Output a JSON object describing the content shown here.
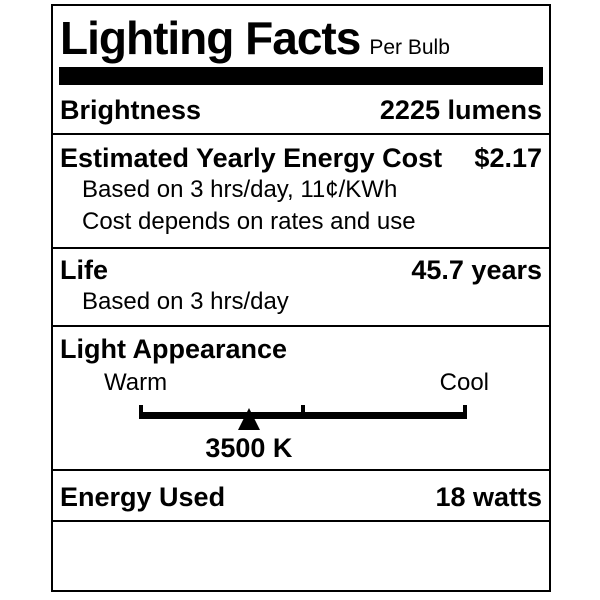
{
  "label": {
    "title": "Lighting Facts",
    "subtitle": "Per Bulb",
    "brightness": {
      "label": "Brightness",
      "value": "2225 lumens"
    },
    "energy_cost": {
      "label": "Estimated Yearly Energy Cost",
      "value": "$2.17",
      "note1": "Based on 3 hrs/day, 11¢/KWh",
      "note2": "Cost depends on rates and use"
    },
    "life": {
      "label": "Life",
      "value": "45.7 years",
      "note1": "Based on 3 hrs/day"
    },
    "light_appearance": {
      "label": "Light Appearance",
      "warm_label": "Warm",
      "cool_label": "Cool",
      "kelvin_value": "3500 K",
      "pointer_position_pct": 33.5,
      "mid_tick_position_pct": 50
    },
    "energy_used": {
      "label": "Energy Used",
      "value": "18 watts"
    },
    "colors": {
      "border": "#000000",
      "background": "#ffffff",
      "text": "#000000",
      "bar": "#000000"
    }
  }
}
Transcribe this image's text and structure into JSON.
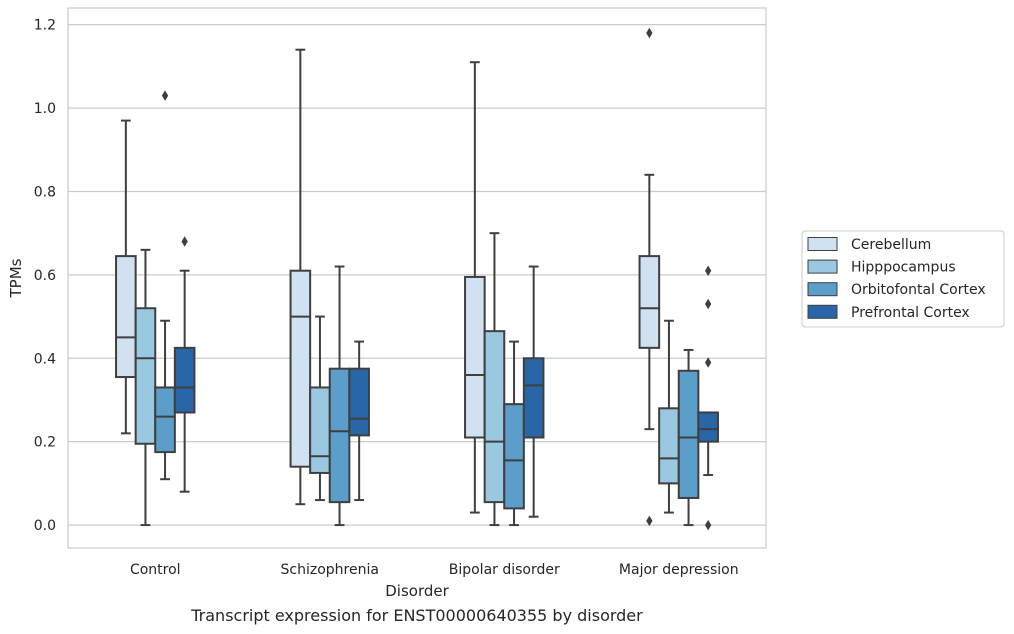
{
  "caption": "Transcript expression for ENST00000640355 by disorder",
  "chart_data": {
    "type": "box",
    "xlabel": "Disorder",
    "ylabel": "TPMs",
    "ylim": [
      -0.055,
      1.24
    ],
    "yticks": [
      "0.0",
      "0.2",
      "0.4",
      "0.6",
      "0.8",
      "1.0",
      "1.2"
    ],
    "grid": "horizontal",
    "legend_position": "right",
    "categories": [
      "Control",
      "Schizophrenia",
      "Bipolar disorder",
      "Major depression"
    ],
    "series": [
      {
        "name": "Cerebellum",
        "color": "#d0e1f2",
        "boxes": [
          {
            "whislo": 0.22,
            "q1": 0.355,
            "med": 0.45,
            "q3": 0.645,
            "whishi": 0.97,
            "fliers": []
          },
          {
            "whislo": 0.05,
            "q1": 0.14,
            "med": 0.5,
            "q3": 0.61,
            "whishi": 1.14,
            "fliers": []
          },
          {
            "whislo": 0.03,
            "q1": 0.21,
            "med": 0.36,
            "q3": 0.595,
            "whishi": 1.11,
            "fliers": []
          },
          {
            "whislo": 0.23,
            "q1": 0.425,
            "med": 0.52,
            "q3": 0.645,
            "whishi": 0.84,
            "fliers": [
              0.01,
              1.18
            ]
          }
        ]
      },
      {
        "name": "Hipppocampus",
        "color": "#9ac8e0",
        "boxes": [
          {
            "whislo": 0.0,
            "q1": 0.195,
            "med": 0.4,
            "q3": 0.52,
            "whishi": 0.66,
            "fliers": []
          },
          {
            "whislo": 0.06,
            "q1": 0.125,
            "med": 0.165,
            "q3": 0.33,
            "whishi": 0.5,
            "fliers": []
          },
          {
            "whislo": 0.0,
            "q1": 0.055,
            "med": 0.2,
            "q3": 0.465,
            "whishi": 0.7,
            "fliers": []
          },
          {
            "whislo": 0.03,
            "q1": 0.1,
            "med": 0.16,
            "q3": 0.28,
            "whishi": 0.49,
            "fliers": []
          }
        ]
      },
      {
        "name": "Orbitofontal Cortex",
        "color": "#5a9ec9",
        "boxes": [
          {
            "whislo": 0.11,
            "q1": 0.175,
            "med": 0.26,
            "q3": 0.33,
            "whishi": 0.49,
            "fliers": [
              1.03
            ]
          },
          {
            "whislo": 0.0,
            "q1": 0.055,
            "med": 0.225,
            "q3": 0.375,
            "whishi": 0.62,
            "fliers": []
          },
          {
            "whislo": 0.0,
            "q1": 0.04,
            "med": 0.155,
            "q3": 0.29,
            "whishi": 0.44,
            "fliers": []
          },
          {
            "whislo": 0.0,
            "q1": 0.065,
            "med": 0.21,
            "q3": 0.37,
            "whishi": 0.42,
            "fliers": []
          }
        ]
      },
      {
        "name": "Prefrontal Cortex",
        "color": "#2866a8",
        "boxes": [
          {
            "whislo": 0.08,
            "q1": 0.27,
            "med": 0.33,
            "q3": 0.425,
            "whishi": 0.61,
            "fliers": [
              0.68
            ]
          },
          {
            "whislo": 0.06,
            "q1": 0.215,
            "med": 0.255,
            "q3": 0.375,
            "whishi": 0.44,
            "fliers": []
          },
          {
            "whislo": 0.02,
            "q1": 0.21,
            "med": 0.335,
            "q3": 0.4,
            "whishi": 0.62,
            "fliers": []
          },
          {
            "whislo": 0.12,
            "q1": 0.2,
            "med": 0.23,
            "q3": 0.27,
            "whishi": 0.27,
            "fliers": [
              0.0,
              0.39,
              0.53,
              0.61
            ]
          }
        ]
      }
    ]
  }
}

=-=-=

Given task:
Would you mind returning each entry above word for word, skipping the images?

Exercise response:
Output a JSON object describing the content shown here.
{
  "label": {
    "title": "Lighting Facts",
    "subtitle": "Per Bulb",
    "brightness": {
      "label": "Brightness",
      "value": "2225 lumens"
    },
    "energy_cost": {
      "label": "Estimated Yearly Energy Cost",
      "value": "$2.17",
      "note1": "Based on 3 hrs/day, 11¢/KWh",
      "note2": "Cost depends on rates and use"
    },
    "life": {
      "label": "Life",
      "value": "45.7 years",
      "note1": "Based on 3 hrs/day"
    },
    "light_appearance": {
      "label": "Light Appearance",
      "warm_label": "Warm",
      "cool_label": "Cool",
      "kelvin_value": "3500 K",
      "pointer_position_pct": 33.5,
      "mid_tick_position_pct": 50
    },
    "energy_used": {
      "label": "Energy Used",
      "value": "18 watts"
    },
    "colors": {
      "border": "#000000",
      "background": "#ffffff",
      "text": "#000000",
      "bar": "#000000"
    }
  }
}
Transcribe this image's text and structure into JSON.
{
  "caption": "Transcript expression for ENST00000640355 by disorder",
  "chart_data": {
    "type": "box",
    "xlabel": "Disorder",
    "ylabel": "TPMs",
    "ylim": [
      -0.055,
      1.24
    ],
    "yticks": [
      "0.0",
      "0.2",
      "0.4",
      "0.6",
      "0.8",
      "1.0",
      "1.2"
    ],
    "grid": "horizontal",
    "legend_position": "right",
    "categories": [
      "Control",
      "Schizophrenia",
      "Bipolar disorder",
      "Major depression"
    ],
    "series": [
      {
        "name": "Cerebellum",
        "color": "#d0e1f2",
        "boxes": [
          {
            "whislo": 0.22,
            "q1": 0.355,
            "med": 0.45,
            "q3": 0.645,
            "whishi": 0.97,
            "fliers": []
          },
          {
            "whislo": 0.05,
            "q1": 0.14,
            "med": 0.5,
            "q3": 0.61,
            "whishi": 1.14,
            "fliers": []
          },
          {
            "whislo": 0.03,
            "q1": 0.21,
            "med": 0.36,
            "q3": 0.595,
            "whishi": 1.11,
            "fliers": []
          },
          {
            "whislo": 0.23,
            "q1": 0.425,
            "med": 0.52,
            "q3": 0.645,
            "whishi": 0.84,
            "fliers": [
              0.01,
              1.18
            ]
          }
        ]
      },
      {
        "name": "Hipppocampus",
        "color": "#9ac8e0",
        "boxes": [
          {
            "whislo": 0.0,
            "q1": 0.195,
            "med": 0.4,
            "q3": 0.52,
            "whishi": 0.66,
            "fliers": []
          },
          {
            "whislo": 0.06,
            "q1": 0.125,
            "med": 0.165,
            "q3": 0.33,
            "whishi": 0.5,
            "fliers": []
          },
          {
            "whislo": 0.0,
            "q1": 0.055,
            "med": 0.2,
            "q3": 0.465,
            "whishi": 0.7,
            "fliers": []
          },
          {
            "whislo": 0.03,
            "q1": 0.1,
            "med": 0.16,
            "q3": 0.28,
            "whishi": 0.49,
            "fliers": []
          }
        ]
      },
      {
        "name": "Orbitofontal Cortex",
        "color": "#5a9ec9",
        "boxes": [
          {
            "whislo": 0.11,
            "q1": 0.175,
            "med": 0.26,
            "q3": 0.33,
            "whishi": 0.49,
            "fliers": [
              1.03
            ]
          },
          {
            "whislo": 0.0,
            "q1": 0.055,
            "med": 0.225,
            "q3": 0.375,
            "whishi": 0.62,
            "fliers": []
          },
          {
            "whislo": 0.0,
            "q1": 0.04,
            "med": 0.155,
            "q3": 0.29,
            "whishi": 0.44,
            "fliers": []
          },
          {
            "whislo": 0.0,
            "q1": 0.065,
            "med": 0.21,
            "q3": 0.37,
            "whishi": 0.42,
            "fliers": []
          }
        ]
      },
      {
        "name": "Prefrontal Cortex",
        "color": "#2866a8",
        "boxes": [
          {
            "whislo": 0.08,
            "q1": 0.27,
            "med": 0.33,
            "q3": 0.425,
            "whishi": 0.61,
            "fliers": [
              0.68
            ]
          },
          {
            "whislo": 0.06,
            "q1": 0.215,
            "med": 0.255,
            "q3": 0.375,
            "whishi": 0.44,
            "fliers": []
          },
          {
            "whislo": 0.02,
            "q1": 0.21,
            "med": 0.335,
            "q3": 0.4,
            "whishi": 0.62,
            "fliers": []
          },
          {
            "whislo": 0.12,
            "q1": 0.2,
            "med": 0.23,
            "q3": 0.27,
            "whishi": 0.27,
            "fliers": [
              0.0,
              0.39,
              0.53,
              0.61
            ]
          }
        ]
      }
    ]
  }
}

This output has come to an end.